Written instruction :: All the data below goes into the copy word for word, but the pictures don't.

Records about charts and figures
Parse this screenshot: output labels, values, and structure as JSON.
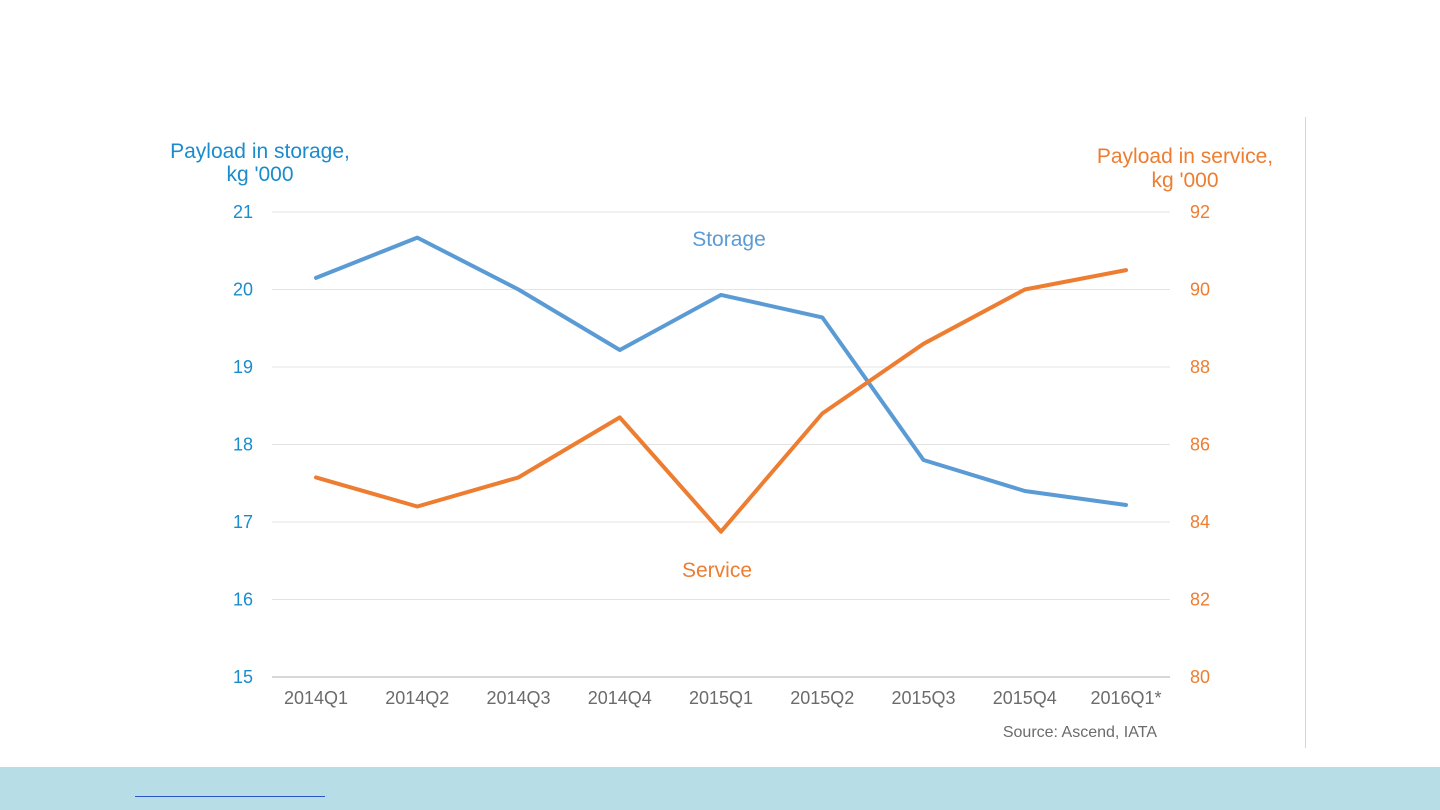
{
  "chart_data": {
    "type": "line",
    "categories": [
      "2014Q1",
      "2014Q2",
      "2014Q3",
      "2014Q4",
      "2015Q1",
      "2015Q2",
      "2015Q3",
      "2015Q4",
      "2016Q1*"
    ],
    "series": [
      {
        "name": "Storage",
        "axis": "left",
        "color": "#5b9bd5",
        "values": [
          20.15,
          20.67,
          20.0,
          19.22,
          19.93,
          19.64,
          17.8,
          17.4,
          17.22
        ]
      },
      {
        "name": "Service",
        "axis": "right",
        "color": "#ed7d31",
        "values": [
          85.15,
          84.4,
          85.15,
          86.7,
          83.75,
          86.8,
          88.6,
          90.0,
          90.5
        ]
      }
    ],
    "y_left": {
      "label_lines": [
        "Payload  in storage,",
        "kg '000"
      ],
      "ticks": [
        21,
        20,
        19,
        18,
        17,
        16,
        15
      ],
      "ylim": [
        15,
        21
      ],
      "color": "#1a8ccd"
    },
    "y_right": {
      "label_lines": [
        "Payload  in service,",
        "kg '000"
      ],
      "ticks": [
        92,
        90,
        88,
        86,
        84,
        82,
        80
      ],
      "ylim": [
        80,
        92
      ],
      "color": "#ed7d31"
    },
    "x_tick_color": "#6b6b6b",
    "grid": true,
    "source": "Source: Ascend, IATA"
  }
}
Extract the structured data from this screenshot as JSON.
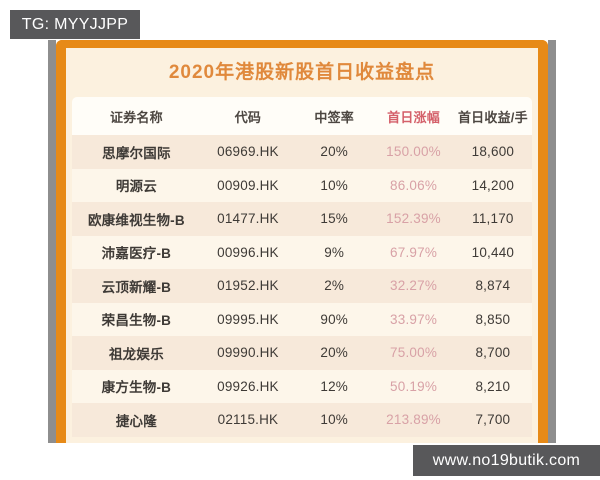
{
  "watermarks": {
    "top_left": "TG: MYYJJPP",
    "bottom_right": "www.no19butik.com"
  },
  "chart_data": {
    "type": "table",
    "title": "2020年港股新股首日收益盘点",
    "columns": [
      "证券名称",
      "代码",
      "中签率",
      "首日涨幅",
      "首日收益/手"
    ],
    "rows": [
      [
        "思摩尔国际",
        "06969.HK",
        "20%",
        "150.00%",
        "18,600"
      ],
      [
        "明源云",
        "00909.HK",
        "10%",
        "86.06%",
        "14,200"
      ],
      [
        "欧康维视生物-B",
        "01477.HK",
        "15%",
        "152.39%",
        "11,170"
      ],
      [
        "沛嘉医疗-B",
        "00996.HK",
        "9%",
        "67.97%",
        "10,440"
      ],
      [
        "云顶新耀-B",
        "01952.HK",
        "2%",
        "32.27%",
        "8,874"
      ],
      [
        "荣昌生物-B",
        "09995.HK",
        "90%",
        "33.97%",
        "8,850"
      ],
      [
        "祖龙娱乐",
        "09990.HK",
        "20%",
        "75.00%",
        "8,700"
      ],
      [
        "康方生物-B",
        "09926.HK",
        "12%",
        "50.19%",
        "8,210"
      ],
      [
        "捷心隆",
        "02115.HK",
        "10%",
        "213.89%",
        "7,700"
      ]
    ]
  },
  "colors": {
    "frame-orange": "#e78a17",
    "title-orange": "#e0893c",
    "cream": "#fcf1df",
    "header-bg": "#fffdf8",
    "row-odd": "#f7e9da",
    "row-even": "#fdf6ea",
    "header-text": "#4c4641",
    "cell-text": "#3e3a36",
    "accent-red": "#d4606a",
    "gain-pink": "#d8a1a6",
    "badge-bg": "#58585a",
    "strip-gray": "#8e8e8e"
  }
}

The reply ::
Parse this screenshot: output labels, values, and structure as JSON.
{
  "chart_data": {
    "type": "line",
    "categories": [
      "2014Q1",
      "2014Q2",
      "2014Q3",
      "2014Q4",
      "2015Q1",
      "2015Q2",
      "2015Q3",
      "2015Q4",
      "2016Q1*"
    ],
    "series": [
      {
        "name": "Storage",
        "axis": "left",
        "color": "#5b9bd5",
        "values": [
          20.15,
          20.67,
          20.0,
          19.22,
          19.93,
          19.64,
          17.8,
          17.4,
          17.22
        ]
      },
      {
        "name": "Service",
        "axis": "right",
        "color": "#ed7d31",
        "values": [
          85.15,
          84.4,
          85.15,
          86.7,
          83.75,
          86.8,
          88.6,
          90.0,
          90.5
        ]
      }
    ],
    "y_left": {
      "label_lines": [
        "Payload  in storage,",
        "kg '000"
      ],
      "ticks": [
        21,
        20,
        19,
        18,
        17,
        16,
        15
      ],
      "ylim": [
        15,
        21
      ],
      "color": "#1a8ccd"
    },
    "y_right": {
      "label_lines": [
        "Payload  in service,",
        "kg '000"
      ],
      "ticks": [
        92,
        90,
        88,
        86,
        84,
        82,
        80
      ],
      "ylim": [
        80,
        92
      ],
      "color": "#ed7d31"
    },
    "x_tick_color": "#6b6b6b",
    "grid": true,
    "source": "Source: Ascend, IATA"
  }
}
Extract the structured data from this screenshot as JSON.
{
  "watermarks": {
    "top_left": "TG: MYYJJPP",
    "bottom_right": "www.no19butik.com"
  },
  "chart_data": {
    "type": "table",
    "title": "2020年港股新股首日收益盘点",
    "columns": [
      "证券名称",
      "代码",
      "中签率",
      "首日涨幅",
      "首日收益/手"
    ],
    "rows": [
      [
        "思摩尔国际",
        "06969.HK",
        "20%",
        "150.00%",
        "18,600"
      ],
      [
        "明源云",
        "00909.HK",
        "10%",
        "86.06%",
        "14,200"
      ],
      [
        "欧康维视生物-B",
        "01477.HK",
        "15%",
        "152.39%",
        "11,170"
      ],
      [
        "沛嘉医疗-B",
        "00996.HK",
        "9%",
        "67.97%",
        "10,440"
      ],
      [
        "云顶新耀-B",
        "01952.HK",
        "2%",
        "32.27%",
        "8,874"
      ],
      [
        "荣昌生物-B",
        "09995.HK",
        "90%",
        "33.97%",
        "8,850"
      ],
      [
        "祖龙娱乐",
        "09990.HK",
        "20%",
        "75.00%",
        "8,700"
      ],
      [
        "康方生物-B",
        "09926.HK",
        "12%",
        "50.19%",
        "8,210"
      ],
      [
        "捷心隆",
        "02115.HK",
        "10%",
        "213.89%",
        "7,700"
      ]
    ]
  },
  "colors": {
    "frame-orange": "#e78a17",
    "title-orange": "#e0893c",
    "cream": "#fcf1df",
    "header-bg": "#fffdf8",
    "row-odd": "#f7e9da",
    "row-even": "#fdf6ea",
    "header-text": "#4c4641",
    "cell-text": "#3e3a36",
    "accent-red": "#d4606a",
    "gain-pink": "#d8a1a6",
    "badge-bg": "#58585a",
    "strip-gray": "#8e8e8e"
  }
}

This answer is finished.